[Opening Source data section]

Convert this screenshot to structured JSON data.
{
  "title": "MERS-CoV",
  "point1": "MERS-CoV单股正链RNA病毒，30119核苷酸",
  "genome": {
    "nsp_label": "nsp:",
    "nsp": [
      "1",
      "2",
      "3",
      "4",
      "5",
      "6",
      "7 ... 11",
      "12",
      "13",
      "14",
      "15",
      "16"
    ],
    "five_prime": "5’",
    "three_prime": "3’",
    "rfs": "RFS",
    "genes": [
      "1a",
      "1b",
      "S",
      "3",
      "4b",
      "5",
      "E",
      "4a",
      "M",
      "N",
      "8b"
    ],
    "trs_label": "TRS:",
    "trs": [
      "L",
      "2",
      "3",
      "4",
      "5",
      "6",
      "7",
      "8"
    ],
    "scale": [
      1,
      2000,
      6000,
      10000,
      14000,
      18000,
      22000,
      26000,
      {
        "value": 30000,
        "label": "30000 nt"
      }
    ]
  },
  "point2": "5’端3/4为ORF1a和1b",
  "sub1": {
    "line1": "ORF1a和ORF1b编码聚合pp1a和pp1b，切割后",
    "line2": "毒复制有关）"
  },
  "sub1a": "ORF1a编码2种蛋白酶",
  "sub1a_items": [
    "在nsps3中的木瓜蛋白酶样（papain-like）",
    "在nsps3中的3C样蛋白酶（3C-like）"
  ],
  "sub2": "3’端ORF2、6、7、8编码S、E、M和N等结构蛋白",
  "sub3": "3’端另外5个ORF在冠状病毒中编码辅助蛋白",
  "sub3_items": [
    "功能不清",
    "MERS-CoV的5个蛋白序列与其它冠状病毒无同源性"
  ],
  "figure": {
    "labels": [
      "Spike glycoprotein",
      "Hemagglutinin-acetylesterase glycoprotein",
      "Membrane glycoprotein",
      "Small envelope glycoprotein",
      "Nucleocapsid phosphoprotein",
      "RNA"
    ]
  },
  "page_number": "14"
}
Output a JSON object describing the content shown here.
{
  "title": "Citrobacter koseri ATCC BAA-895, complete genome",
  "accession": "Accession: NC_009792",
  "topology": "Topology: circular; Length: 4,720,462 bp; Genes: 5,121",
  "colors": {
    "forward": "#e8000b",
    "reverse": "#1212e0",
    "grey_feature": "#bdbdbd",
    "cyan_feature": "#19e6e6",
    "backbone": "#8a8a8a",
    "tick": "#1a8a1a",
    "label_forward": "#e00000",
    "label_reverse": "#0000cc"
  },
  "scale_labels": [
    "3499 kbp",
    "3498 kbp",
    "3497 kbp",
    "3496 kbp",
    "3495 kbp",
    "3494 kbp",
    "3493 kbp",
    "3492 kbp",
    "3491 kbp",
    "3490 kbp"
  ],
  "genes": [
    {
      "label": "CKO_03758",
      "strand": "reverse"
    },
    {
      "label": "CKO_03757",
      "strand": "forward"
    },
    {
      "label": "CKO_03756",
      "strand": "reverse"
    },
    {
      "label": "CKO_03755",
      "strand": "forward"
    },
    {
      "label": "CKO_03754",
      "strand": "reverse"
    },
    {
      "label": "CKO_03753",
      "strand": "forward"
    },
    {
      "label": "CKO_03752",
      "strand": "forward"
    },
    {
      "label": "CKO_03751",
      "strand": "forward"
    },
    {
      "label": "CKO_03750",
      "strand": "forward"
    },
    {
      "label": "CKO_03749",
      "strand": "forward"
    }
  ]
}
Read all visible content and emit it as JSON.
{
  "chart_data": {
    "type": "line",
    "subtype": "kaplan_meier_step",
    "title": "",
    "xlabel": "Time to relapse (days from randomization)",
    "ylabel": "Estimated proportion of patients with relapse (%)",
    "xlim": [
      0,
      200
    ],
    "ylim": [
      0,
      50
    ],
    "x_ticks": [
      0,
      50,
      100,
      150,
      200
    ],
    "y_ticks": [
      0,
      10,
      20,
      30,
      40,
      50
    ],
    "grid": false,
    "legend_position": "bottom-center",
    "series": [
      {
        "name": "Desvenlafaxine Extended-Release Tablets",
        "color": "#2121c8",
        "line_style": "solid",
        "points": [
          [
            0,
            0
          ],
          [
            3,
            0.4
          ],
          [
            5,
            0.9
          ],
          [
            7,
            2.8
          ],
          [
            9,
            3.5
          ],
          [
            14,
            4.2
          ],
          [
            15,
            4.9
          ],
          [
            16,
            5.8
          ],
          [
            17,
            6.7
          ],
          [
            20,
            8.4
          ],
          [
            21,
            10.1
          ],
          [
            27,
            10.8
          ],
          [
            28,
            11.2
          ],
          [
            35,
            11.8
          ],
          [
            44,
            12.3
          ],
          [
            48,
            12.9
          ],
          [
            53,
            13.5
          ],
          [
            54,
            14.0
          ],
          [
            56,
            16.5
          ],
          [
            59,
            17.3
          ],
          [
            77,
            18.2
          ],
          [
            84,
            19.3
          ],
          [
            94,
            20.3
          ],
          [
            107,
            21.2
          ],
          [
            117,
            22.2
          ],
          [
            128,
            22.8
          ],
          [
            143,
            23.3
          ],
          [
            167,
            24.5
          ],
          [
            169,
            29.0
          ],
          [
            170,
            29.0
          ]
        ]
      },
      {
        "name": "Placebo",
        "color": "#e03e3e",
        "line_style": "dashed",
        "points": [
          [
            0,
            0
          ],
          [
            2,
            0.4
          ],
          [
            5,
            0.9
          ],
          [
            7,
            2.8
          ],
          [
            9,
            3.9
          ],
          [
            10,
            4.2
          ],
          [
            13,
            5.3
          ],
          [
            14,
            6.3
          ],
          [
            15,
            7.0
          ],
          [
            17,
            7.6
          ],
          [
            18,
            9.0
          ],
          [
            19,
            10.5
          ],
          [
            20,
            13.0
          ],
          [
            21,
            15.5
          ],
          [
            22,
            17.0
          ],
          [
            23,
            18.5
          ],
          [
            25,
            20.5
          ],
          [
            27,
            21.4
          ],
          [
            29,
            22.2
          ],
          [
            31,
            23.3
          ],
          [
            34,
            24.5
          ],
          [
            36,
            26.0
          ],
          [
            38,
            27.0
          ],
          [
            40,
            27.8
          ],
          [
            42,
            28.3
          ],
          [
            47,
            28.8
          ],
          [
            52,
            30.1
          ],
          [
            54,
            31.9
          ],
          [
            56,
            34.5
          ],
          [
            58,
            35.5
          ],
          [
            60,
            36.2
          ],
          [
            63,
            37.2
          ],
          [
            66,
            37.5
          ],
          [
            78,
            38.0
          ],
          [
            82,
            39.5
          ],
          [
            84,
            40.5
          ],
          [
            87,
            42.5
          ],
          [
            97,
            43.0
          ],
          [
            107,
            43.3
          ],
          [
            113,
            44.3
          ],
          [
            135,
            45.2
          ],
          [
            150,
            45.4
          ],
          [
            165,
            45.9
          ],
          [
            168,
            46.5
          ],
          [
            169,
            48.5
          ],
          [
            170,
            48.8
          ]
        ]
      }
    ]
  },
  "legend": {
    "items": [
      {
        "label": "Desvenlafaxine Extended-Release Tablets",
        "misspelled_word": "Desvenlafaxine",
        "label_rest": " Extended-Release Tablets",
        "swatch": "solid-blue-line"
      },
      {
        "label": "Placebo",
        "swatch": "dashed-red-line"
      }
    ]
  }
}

[Closing Source data section]

Task instructions:
The exercise is to copy out every line above that has the word "content" in it.

Response:
Output a JSON object describing the content shown here.
Read all visible content and emit it as JSON.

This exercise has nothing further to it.